**Work required**
Copy every line of the data exactly, leaving nothing out.

**Listed entries**
>> start

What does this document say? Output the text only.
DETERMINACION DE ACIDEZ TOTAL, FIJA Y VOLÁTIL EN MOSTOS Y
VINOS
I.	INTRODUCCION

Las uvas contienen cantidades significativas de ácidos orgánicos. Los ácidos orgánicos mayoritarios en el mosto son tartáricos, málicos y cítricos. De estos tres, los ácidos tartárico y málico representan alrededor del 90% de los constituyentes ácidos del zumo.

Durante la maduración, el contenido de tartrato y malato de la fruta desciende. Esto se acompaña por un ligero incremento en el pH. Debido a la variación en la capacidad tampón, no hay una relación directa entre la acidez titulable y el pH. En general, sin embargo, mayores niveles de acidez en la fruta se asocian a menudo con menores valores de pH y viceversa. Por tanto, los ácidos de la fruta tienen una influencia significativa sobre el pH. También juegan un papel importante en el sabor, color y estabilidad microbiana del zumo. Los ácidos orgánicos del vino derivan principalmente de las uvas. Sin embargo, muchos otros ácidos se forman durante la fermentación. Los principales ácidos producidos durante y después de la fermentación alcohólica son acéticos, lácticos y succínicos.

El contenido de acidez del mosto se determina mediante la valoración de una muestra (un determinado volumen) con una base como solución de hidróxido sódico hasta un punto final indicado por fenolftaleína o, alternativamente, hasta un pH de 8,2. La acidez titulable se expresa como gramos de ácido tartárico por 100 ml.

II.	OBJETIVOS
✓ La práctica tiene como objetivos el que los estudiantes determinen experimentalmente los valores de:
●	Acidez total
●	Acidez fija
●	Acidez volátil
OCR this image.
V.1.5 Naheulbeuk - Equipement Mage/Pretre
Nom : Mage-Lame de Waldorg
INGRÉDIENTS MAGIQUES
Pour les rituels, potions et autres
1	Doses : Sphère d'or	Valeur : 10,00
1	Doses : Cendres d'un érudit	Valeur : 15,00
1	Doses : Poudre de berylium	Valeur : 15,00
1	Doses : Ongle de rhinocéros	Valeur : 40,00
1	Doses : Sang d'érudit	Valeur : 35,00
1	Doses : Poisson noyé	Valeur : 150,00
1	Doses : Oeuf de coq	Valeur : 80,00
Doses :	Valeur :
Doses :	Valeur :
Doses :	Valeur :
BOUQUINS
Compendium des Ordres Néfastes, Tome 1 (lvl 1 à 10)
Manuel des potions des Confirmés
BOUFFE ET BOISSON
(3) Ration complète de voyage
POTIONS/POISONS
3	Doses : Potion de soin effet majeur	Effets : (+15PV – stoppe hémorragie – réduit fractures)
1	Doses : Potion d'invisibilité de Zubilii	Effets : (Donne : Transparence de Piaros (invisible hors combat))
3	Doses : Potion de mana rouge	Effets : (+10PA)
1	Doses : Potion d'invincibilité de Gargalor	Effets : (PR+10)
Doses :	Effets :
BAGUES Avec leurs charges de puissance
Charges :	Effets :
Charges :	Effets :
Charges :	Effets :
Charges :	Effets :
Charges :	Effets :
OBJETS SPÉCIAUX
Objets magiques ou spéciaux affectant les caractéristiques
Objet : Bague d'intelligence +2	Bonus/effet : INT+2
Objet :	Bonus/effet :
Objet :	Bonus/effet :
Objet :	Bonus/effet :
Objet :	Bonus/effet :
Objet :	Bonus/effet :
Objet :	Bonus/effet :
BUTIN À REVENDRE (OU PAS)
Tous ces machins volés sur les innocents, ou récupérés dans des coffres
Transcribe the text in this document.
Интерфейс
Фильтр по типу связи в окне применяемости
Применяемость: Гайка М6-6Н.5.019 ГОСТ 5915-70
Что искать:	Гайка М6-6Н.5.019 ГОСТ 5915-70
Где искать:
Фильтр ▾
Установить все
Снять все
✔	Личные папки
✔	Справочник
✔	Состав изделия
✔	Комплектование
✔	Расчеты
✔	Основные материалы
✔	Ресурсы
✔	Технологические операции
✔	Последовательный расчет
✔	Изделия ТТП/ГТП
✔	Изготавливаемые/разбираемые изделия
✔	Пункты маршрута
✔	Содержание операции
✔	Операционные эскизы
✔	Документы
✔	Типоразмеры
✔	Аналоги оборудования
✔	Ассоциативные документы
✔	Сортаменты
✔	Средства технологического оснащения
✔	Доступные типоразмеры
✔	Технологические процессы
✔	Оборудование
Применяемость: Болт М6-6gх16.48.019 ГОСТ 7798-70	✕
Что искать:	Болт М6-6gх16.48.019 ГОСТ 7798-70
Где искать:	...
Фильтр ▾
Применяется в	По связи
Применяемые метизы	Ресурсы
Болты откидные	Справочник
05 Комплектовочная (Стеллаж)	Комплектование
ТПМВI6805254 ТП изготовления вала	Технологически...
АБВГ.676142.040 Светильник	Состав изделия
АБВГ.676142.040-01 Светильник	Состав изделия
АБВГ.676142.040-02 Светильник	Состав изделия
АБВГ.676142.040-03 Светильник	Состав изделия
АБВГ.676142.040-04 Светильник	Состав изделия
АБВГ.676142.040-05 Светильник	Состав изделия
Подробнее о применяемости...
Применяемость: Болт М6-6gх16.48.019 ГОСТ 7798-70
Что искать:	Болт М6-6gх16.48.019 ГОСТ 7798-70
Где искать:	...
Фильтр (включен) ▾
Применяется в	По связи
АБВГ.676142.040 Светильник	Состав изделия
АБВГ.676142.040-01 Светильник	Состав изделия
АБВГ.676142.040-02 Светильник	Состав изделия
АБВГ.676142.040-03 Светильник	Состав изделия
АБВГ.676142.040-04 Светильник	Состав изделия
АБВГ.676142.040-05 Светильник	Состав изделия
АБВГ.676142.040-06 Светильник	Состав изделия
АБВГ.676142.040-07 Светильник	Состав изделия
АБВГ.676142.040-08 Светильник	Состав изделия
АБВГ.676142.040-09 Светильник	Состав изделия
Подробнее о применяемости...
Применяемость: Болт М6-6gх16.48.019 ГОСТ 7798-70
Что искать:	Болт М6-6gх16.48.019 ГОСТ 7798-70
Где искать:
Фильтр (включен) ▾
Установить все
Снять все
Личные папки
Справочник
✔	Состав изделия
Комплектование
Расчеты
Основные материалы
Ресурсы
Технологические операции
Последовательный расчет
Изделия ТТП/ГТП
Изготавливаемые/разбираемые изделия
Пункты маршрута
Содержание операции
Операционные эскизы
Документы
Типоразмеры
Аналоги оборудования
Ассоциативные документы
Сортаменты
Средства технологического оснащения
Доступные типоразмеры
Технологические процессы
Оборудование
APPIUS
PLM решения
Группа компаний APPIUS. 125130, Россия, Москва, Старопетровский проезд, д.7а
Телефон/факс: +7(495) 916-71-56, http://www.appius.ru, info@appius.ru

>> end

**Expected output**
What does this document say? Output the text only.
DETERMINACION DE ACIDEZ TOTAL, FIJA Y VOLÁTIL EN MOSTOS Y
VINOS
I.	INTRODUCCION

Las uvas contienen cantidades significativas de ácidos orgánicos. Los ácidos orgánicos mayoritarios en el mosto son tartáricos, málicos y cítricos. De estos tres, los ácidos tartárico y málico representan alrededor del 90% de los constituyentes ácidos del zumo.

Durante la maduración, el contenido de tartrato y malato de la fruta desciende. Esto se acompaña por un ligero incremento en el pH. Debido a la variación en la capacidad tampón, no hay una relación directa entre la acidez titulable y el pH. En general, sin embargo, mayores niveles de acidez en la fruta se asocian a menudo con menores valores de pH y viceversa. Por tanto, los ácidos de la fruta tienen una influencia significativa sobre el pH. También juegan un papel importante en el sabor, color y estabilidad microbiana del zumo. Los ácidos orgánicos del vino derivan principalmente de las uvas. Sin embargo, muchos otros ácidos se forman durante la fermentación. Los principales ácidos producidos durante y después de la fermentación alcohólica son acéticos, lácticos y succínicos.

El contenido de acidez del mosto se determina mediante la valoración de una muestra (un determinado volumen) con una base como solución de hidróxido sódico hasta un punto final indicado por fenolftaleína o, alternativamente, hasta un pH de 8,2. La acidez titulable se expresa como gramos de ácido tartárico por 100 ml.

II.	OBJETIVOS
✓ La práctica tiene como objetivos el que los estudiantes determinen experimentalmente los valores de:
●	Acidez total
●	Acidez fija
●	Acidez volátil
OCR this image.
V.1.5 Naheulbeuk - Equipement Mage/Pretre
Nom : Mage-Lame de Waldorg
INGRÉDIENTS MAGIQUES
Pour les rituels, potions et autres
1	Doses : Sphère d'or	Valeur : 10,00
1	Doses : Cendres d'un érudit	Valeur : 15,00
1	Doses : Poudre de berylium	Valeur : 15,00
1	Doses : Ongle de rhinocéros	Valeur : 40,00
1	Doses : Sang d'érudit	Valeur : 35,00
1	Doses : Poisson noyé	Valeur : 150,00
1	Doses : Oeuf de coq	Valeur : 80,00
Doses :	Valeur :
Doses :	Valeur :
Doses :	Valeur :
BOUQUINS
Compendium des Ordres Néfastes, Tome 1 (lvl 1 à 10)
Manuel des potions des Confirmés
BOUFFE ET BOISSON
(3) Ration complète de voyage
POTIONS/POISONS
3	Doses : Potion de soin effet majeur	Effets : (+15PV – stoppe hémorragie – réduit fractures)
1	Doses : Potion d'invisibilité de Zubilii	Effets : (Donne : Transparence de Piaros (invisible hors combat))
3	Doses : Potion de mana rouge	Effets : (+10PA)
1	Doses : Potion d'invincibilité de Gargalor	Effets : (PR+10)
Doses :	Effets :
BAGUES Avec leurs charges de puissance
Charges :	Effets :
Charges :	Effets :
Charges :	Effets :
Charges :	Effets :
Charges :	Effets :
OBJETS SPÉCIAUX
Objets magiques ou spéciaux affectant les caractéristiques
Objet : Bague d'intelligence +2	Bonus/effet : INT+2
Objet :	Bonus/effet :
Objet :	Bonus/effet :
Objet :	Bonus/effet :
Objet :	Bonus/effet :
Objet :	Bonus/effet :
Objet :	Bonus/effet :
BUTIN À REVENDRE (OU PAS)
Tous ces machins volés sur les innocents, ou récupérés dans des coffres
Transcribe the text in this document.
Интерфейс
Фильтр по типу связи в окне применяемости
Применяемость: Гайка М6-6Н.5.019 ГОСТ 5915-70
Что искать:	Гайка М6-6Н.5.019 ГОСТ 5915-70
Где искать:
Фильтр ▾
Установить все
Снять все
✔	Личные папки
✔	Справочник
✔	Состав изделия
✔	Комплектование
✔	Расчеты
✔	Основные материалы
✔	Ресурсы
✔	Технологические операции
✔	Последовательный расчет
✔	Изделия ТТП/ГТП
✔	Изготавливаемые/разбираемые изделия
✔	Пункты маршрута
✔	Содержание операции
✔	Операционные эскизы
✔	Документы
✔	Типоразмеры
✔	Аналоги оборудования
✔	Ассоциативные документы
✔	Сортаменты
✔	Средства технологического оснащения
✔	Доступные типоразмеры
✔	Технологические процессы
✔	Оборудование
Применяемость: Болт М6-6gх16.48.019 ГОСТ 7798-70	✕
Что искать:	Болт М6-6gх16.48.019 ГОСТ 7798-70
Где искать:	...
Фильтр ▾
Применяется в	По связи
Применяемые метизы	Ресурсы
Болты откидные	Справочник
05 Комплектовочная (Стеллаж)	Комплектование
ТПМВI6805254 ТП изготовления вала	Технологически...
АБВГ.676142.040 Светильник	Состав изделия
АБВГ.676142.040-01 Светильник	Состав изделия
АБВГ.676142.040-02 Светильник	Состав изделия
АБВГ.676142.040-03 Светильник	Состав изделия
АБВГ.676142.040-04 Светильник	Состав изделия
АБВГ.676142.040-05 Светильник	Состав изделия
Подробнее о применяемости...
Применяемость: Болт М6-6gх16.48.019 ГОСТ 7798-70
Что искать:	Болт М6-6gх16.48.019 ГОСТ 7798-70
Где искать:	...
Фильтр (включен) ▾
Применяется в	По связи
АБВГ.676142.040 Светильник	Состав изделия
АБВГ.676142.040-01 Светильник	Состав изделия
АБВГ.676142.040-02 Светильник	Состав изделия
АБВГ.676142.040-03 Светильник	Состав изделия
АБВГ.676142.040-04 Светильник	Состав изделия
АБВГ.676142.040-05 Светильник	Состав изделия
АБВГ.676142.040-06 Светильник	Состав изделия
АБВГ.676142.040-07 Светильник	Состав изделия
АБВГ.676142.040-08 Светильник	Состав изделия
АБВГ.676142.040-09 Светильник	Состав изделия
Подробнее о применяемости...
Применяемость: Болт М6-6gх16.48.019 ГОСТ 7798-70
Что искать:	Болт М6-6gх16.48.019 ГОСТ 7798-70
Где искать:
Фильтр (включен) ▾
Установить все
Снять все
Личные папки
Справочник
✔	Состав изделия
Комплектование
Расчеты
Основные материалы
Ресурсы
Технологические операции
Последовательный расчет
Изделия ТТП/ГТП
Изготавливаемые/разбираемые изделия
Пункты маршрута
Содержание операции
Операционные эскизы
Документы
Типоразмеры
Аналоги оборудования
Ассоциативные документы
Сортаменты
Средства технологического оснащения
Доступные типоразмеры
Технологические процессы
Оборудование
APPIUS
PLM решения
Группа компаний APPIUS. 125130, Россия, Москва, Старопетровский проезд, д.7а
Телефон/факс: +7(495) 916-71-56, http://www.appius.ru, info@appius.ru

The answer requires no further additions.